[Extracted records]

>>>>

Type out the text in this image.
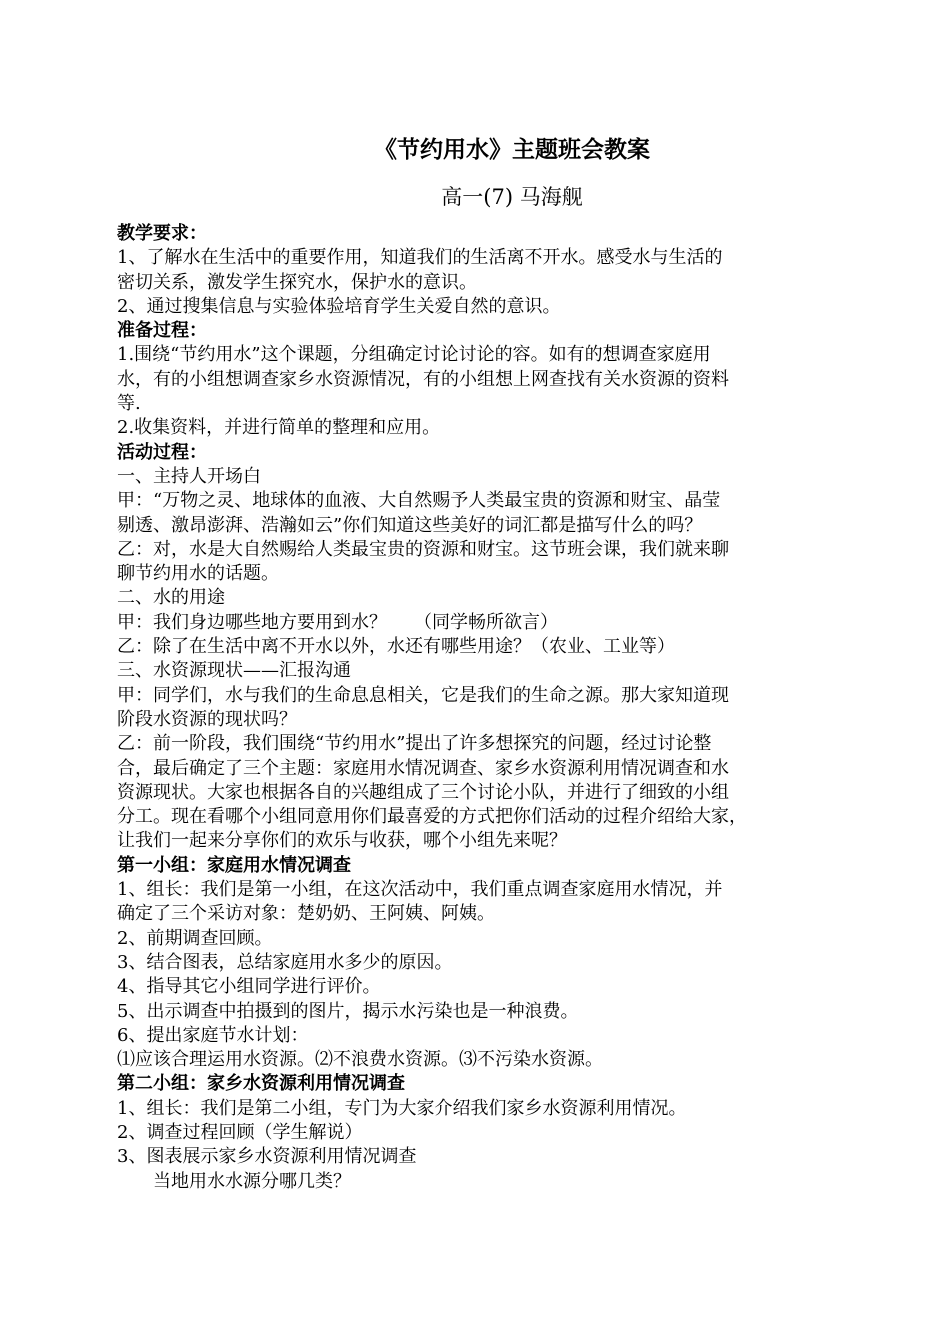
《节约用水》主题班会教案
高一(7) 马海舰
教学要求：
1、了解水在生活中的重要作用，知道我们的生活离不开水。感受水与生活的
密切关系，激发学生探究水，保护水的意识。
2、通过搜集信息与实验体验培育学生关爱自然的意识。
准备过程：
1.围绕“节约用水”这个课题，分组确定讨论讨论的容。如有的想调查家庭用
水，有的小组想调查家乡水资源情况，有的小组想上网查找有关水资源的资料
等.
2.收集资料，并进行简单的整理和应用。
活动过程：
一、主持人开场白
甲：“万物之灵、地球体的血液、大自然赐予人类最宝贵的资源和财宝、晶莹
剔透、激昂澎湃、浩瀚如云”你们知道这些美好的词汇都是描写什么的吗？
乙：对，水是大自然赐给人类最宝贵的资源和财宝。这节班会课，我们就来聊
聊节约用水的话题。
二、水的用途
甲：我们身边哪些地方要用到水？　　（同学畅所欲言）
乙：除了在生活中离不开水以外，水还有哪些用途？（农业、工业等）
三、水资源现状——汇报沟通
甲：同学们，水与我们的生命息息相关，它是我们的生命之源。那大家知道现
阶段水资源的现状吗？
乙：前一阶段，我们围绕“节约用水”提出了许多想探究的问题，经过讨论整
合，最后确定了三个主题：家庭用水情况调查、家乡水资源利用情况调查和水
资源现状。大家也根据各自的兴趣组成了三个讨论小队，并进行了细致的小组
分工。现在看哪个小组同意用你们最喜爱的方式把你们活动的过程介绍给大家，
让我们一起来分享你们的欢乐与收获，哪个小组先来呢？
第一小组：家庭用水情况调查
1、组长：我们是第一小组，在这次活动中，我们重点调查家庭用水情况，并
确定了三个采访对象：楚奶奶、王阿姨、阿姨。
2、前期调查回顾。
3、结合图表，总结家庭用水多少的原因。
4、指导其它小组同学进行评价。
5、出示调查中拍摄到的图片，揭示水污染也是一种浪费。
6、提出家庭节水计划：
⑴应该合理运用水资源。⑵不浪费水资源。⑶不污染水资源。
第二小组：家乡水资源利用情况调查
1、组长：我们是第二小组，专门为大家介绍我们家乡水资源利用情况。
2、调查过程回顾（学生解说）
3、图表展示家乡水资源利用情况调查
当地用水水源分哪几类？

<<<<

→ Written exercise
From the data above, copy each line that has the string "家庭用水情况调查".

→ Output of the task
合，最后确定了三个主题：家庭用水情况调查、家乡水资源利用情况调查和水
第一小组：家庭用水情况调查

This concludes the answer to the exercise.